Problem to work on –
Looking at the listing, state how many of its lines contain the string "bold". Write only the number.

Supplied records –

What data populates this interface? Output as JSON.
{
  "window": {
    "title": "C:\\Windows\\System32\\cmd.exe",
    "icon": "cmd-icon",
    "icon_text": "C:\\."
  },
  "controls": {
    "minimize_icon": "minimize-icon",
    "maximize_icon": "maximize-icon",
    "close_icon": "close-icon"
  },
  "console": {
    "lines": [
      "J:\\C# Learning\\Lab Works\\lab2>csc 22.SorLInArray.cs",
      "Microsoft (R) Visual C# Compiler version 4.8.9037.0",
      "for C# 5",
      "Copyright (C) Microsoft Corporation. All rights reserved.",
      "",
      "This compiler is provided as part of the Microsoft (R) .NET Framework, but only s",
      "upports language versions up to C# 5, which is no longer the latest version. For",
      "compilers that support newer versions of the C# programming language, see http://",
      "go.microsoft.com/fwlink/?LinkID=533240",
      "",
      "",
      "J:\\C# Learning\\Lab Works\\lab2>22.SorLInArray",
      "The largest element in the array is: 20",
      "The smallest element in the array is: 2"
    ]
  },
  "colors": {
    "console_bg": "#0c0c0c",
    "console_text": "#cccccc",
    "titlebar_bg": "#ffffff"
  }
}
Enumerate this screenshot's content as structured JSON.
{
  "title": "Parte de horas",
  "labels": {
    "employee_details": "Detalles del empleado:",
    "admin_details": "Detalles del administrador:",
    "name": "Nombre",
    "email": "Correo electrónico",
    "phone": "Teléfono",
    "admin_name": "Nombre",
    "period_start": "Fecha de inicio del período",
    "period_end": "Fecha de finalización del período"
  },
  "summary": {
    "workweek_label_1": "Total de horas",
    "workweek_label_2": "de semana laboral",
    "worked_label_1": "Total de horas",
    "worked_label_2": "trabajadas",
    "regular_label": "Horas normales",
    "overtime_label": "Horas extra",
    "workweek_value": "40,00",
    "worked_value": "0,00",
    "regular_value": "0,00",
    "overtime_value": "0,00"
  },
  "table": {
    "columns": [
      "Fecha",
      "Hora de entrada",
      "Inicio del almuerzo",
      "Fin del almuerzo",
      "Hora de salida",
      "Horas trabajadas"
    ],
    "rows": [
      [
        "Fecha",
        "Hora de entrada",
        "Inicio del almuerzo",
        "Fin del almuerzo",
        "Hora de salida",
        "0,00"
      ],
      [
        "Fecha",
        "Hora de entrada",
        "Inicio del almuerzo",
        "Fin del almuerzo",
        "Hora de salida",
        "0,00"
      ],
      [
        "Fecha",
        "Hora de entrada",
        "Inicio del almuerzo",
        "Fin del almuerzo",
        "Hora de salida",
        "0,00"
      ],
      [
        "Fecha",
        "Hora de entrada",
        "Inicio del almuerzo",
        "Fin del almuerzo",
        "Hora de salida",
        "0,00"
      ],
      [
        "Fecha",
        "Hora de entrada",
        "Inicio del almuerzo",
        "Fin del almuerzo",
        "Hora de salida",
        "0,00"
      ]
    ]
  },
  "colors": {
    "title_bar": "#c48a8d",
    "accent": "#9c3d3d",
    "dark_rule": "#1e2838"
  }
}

--

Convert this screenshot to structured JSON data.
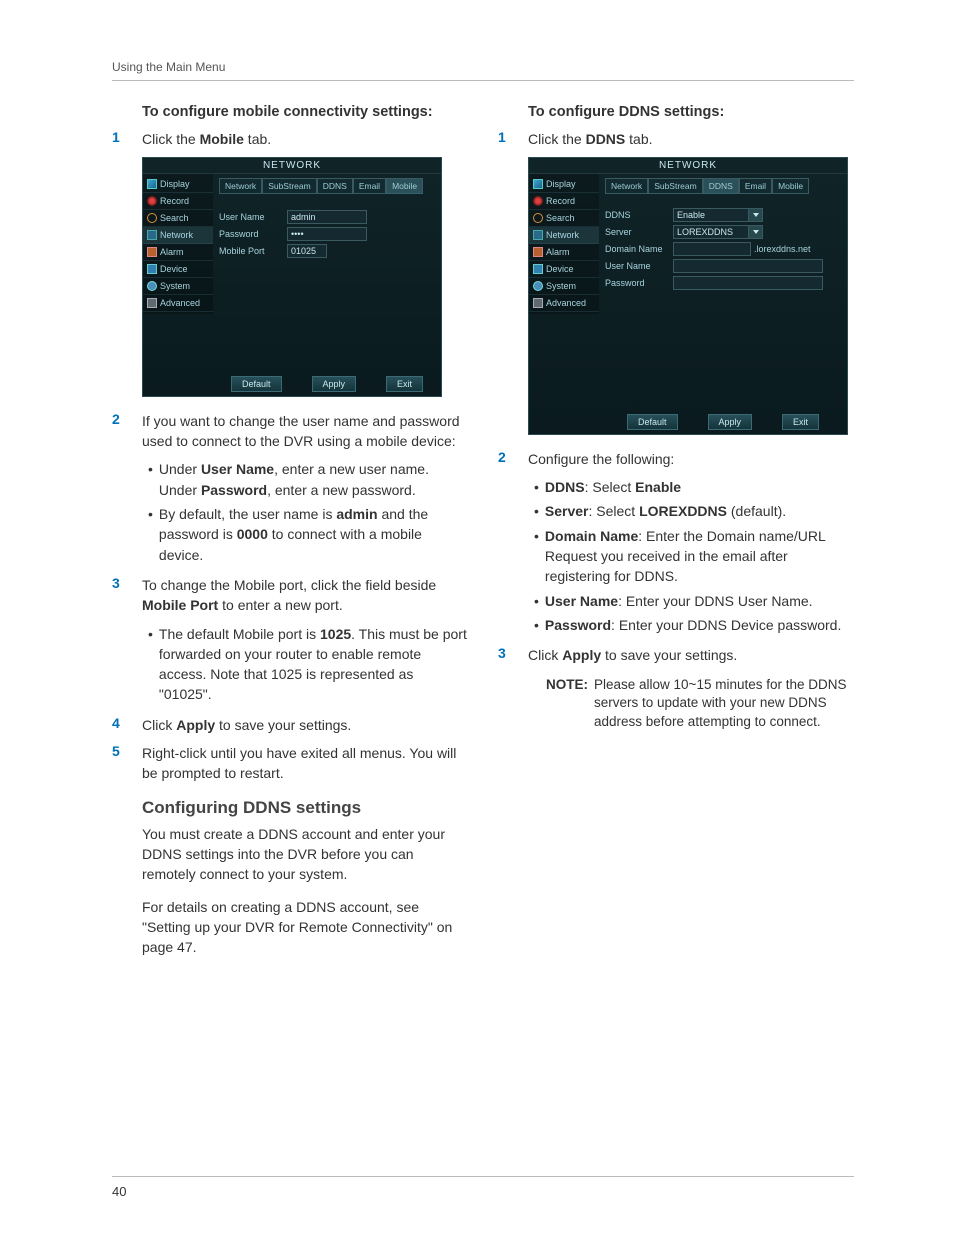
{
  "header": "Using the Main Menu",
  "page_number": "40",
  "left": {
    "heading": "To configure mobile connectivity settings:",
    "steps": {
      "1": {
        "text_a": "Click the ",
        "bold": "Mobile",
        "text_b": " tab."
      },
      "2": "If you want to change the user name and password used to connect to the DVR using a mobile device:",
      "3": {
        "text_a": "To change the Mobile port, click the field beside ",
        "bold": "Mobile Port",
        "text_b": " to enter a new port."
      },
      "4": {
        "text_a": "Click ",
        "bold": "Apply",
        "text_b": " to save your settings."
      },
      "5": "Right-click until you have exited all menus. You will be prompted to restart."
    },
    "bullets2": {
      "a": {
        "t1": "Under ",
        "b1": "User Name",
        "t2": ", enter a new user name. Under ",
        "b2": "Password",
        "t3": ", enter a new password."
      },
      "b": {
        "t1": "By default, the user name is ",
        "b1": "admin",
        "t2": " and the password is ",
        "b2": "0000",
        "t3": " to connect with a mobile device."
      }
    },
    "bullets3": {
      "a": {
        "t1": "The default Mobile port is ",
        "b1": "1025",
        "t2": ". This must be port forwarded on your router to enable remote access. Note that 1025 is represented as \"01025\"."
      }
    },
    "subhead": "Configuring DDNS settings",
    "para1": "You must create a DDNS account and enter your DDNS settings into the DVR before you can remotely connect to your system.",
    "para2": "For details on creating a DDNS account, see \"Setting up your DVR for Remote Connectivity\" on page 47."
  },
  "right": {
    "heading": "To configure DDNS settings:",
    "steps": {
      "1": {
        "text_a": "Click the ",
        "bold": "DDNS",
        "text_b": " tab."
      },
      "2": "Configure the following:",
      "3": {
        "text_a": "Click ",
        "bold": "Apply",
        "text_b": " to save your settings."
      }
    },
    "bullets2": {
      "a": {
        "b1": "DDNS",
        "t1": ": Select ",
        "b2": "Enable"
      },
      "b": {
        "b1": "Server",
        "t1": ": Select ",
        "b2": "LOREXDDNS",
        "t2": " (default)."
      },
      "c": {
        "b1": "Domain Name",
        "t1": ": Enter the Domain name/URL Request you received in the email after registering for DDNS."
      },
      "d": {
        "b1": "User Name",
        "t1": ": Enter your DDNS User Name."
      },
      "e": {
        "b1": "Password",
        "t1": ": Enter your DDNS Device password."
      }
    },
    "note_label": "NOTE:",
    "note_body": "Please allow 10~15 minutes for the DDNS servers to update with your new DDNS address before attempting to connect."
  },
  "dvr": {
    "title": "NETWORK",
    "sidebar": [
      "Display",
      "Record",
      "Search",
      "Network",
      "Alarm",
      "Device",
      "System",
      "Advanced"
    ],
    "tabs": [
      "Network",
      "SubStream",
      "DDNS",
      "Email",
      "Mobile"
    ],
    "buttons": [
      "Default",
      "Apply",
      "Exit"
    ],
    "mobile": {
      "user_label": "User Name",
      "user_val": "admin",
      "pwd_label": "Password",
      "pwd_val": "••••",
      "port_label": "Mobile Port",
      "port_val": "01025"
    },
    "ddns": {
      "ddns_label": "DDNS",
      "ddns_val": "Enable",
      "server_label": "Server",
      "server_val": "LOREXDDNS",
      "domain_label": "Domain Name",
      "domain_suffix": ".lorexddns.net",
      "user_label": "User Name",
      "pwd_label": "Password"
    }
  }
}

Written answer –
5